The task: The exercise asks you to copy every line below in which "cause" appears.

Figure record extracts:
-.-.-
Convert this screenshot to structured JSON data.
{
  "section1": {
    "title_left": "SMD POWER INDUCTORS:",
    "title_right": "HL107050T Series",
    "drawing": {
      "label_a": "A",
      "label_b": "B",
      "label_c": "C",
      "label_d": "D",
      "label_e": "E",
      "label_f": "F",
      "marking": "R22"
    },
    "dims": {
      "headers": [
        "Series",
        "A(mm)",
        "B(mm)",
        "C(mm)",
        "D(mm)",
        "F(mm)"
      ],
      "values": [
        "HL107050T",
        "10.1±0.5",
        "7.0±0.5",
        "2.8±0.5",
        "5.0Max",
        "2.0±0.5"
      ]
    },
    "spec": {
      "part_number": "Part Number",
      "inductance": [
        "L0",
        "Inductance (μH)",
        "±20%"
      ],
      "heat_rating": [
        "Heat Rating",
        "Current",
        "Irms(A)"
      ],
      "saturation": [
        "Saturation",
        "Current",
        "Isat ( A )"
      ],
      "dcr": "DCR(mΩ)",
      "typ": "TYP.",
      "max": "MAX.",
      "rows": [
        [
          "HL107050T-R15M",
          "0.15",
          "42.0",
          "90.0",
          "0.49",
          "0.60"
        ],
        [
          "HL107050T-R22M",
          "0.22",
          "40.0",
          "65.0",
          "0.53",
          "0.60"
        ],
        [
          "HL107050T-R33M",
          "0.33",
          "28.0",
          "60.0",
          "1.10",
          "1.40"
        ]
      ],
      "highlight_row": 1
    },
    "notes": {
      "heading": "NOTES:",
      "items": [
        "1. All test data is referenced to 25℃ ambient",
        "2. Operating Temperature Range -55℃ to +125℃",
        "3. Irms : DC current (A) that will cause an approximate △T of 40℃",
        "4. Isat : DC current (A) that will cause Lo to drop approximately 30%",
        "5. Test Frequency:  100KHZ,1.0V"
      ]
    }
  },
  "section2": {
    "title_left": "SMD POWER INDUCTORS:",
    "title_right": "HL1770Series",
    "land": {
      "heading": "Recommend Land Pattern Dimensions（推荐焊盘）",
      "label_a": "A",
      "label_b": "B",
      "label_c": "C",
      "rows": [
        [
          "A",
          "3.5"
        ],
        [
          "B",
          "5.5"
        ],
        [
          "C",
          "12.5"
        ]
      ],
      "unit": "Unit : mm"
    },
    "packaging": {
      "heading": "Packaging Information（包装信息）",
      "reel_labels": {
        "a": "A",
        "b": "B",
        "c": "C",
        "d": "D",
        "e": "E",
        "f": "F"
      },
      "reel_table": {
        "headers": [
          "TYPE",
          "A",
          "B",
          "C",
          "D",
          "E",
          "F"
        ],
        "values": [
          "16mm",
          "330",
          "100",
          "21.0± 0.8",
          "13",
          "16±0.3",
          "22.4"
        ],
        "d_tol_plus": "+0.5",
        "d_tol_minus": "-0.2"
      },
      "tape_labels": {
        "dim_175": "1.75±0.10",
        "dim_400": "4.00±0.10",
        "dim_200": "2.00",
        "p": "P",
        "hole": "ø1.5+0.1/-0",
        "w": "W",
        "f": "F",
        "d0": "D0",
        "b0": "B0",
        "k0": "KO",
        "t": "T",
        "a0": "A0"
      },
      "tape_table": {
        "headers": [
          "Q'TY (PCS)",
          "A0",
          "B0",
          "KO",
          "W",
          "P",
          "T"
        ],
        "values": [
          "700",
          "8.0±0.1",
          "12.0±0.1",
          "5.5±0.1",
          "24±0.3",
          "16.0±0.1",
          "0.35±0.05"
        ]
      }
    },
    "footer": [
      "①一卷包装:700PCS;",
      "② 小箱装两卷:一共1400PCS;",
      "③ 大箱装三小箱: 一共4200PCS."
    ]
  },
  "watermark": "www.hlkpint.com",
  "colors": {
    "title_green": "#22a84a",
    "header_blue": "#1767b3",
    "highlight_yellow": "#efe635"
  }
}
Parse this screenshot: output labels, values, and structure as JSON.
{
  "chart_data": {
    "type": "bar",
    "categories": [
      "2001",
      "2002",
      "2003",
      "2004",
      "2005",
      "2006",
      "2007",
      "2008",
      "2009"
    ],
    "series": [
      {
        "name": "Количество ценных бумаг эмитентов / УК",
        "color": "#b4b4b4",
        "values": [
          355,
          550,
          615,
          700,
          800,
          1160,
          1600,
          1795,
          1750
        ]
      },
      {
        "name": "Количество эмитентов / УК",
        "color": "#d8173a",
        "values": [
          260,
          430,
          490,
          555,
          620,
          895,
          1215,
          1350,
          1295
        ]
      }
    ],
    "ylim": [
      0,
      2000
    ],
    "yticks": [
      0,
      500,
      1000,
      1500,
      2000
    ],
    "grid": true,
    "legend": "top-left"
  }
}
-.-.-
Exercise result:
        "3. Irms : DC current (A) that will cause an approximate △T of 40℃",
        "4. Isat : DC current (A) that will cause Lo to drop approximately 30%",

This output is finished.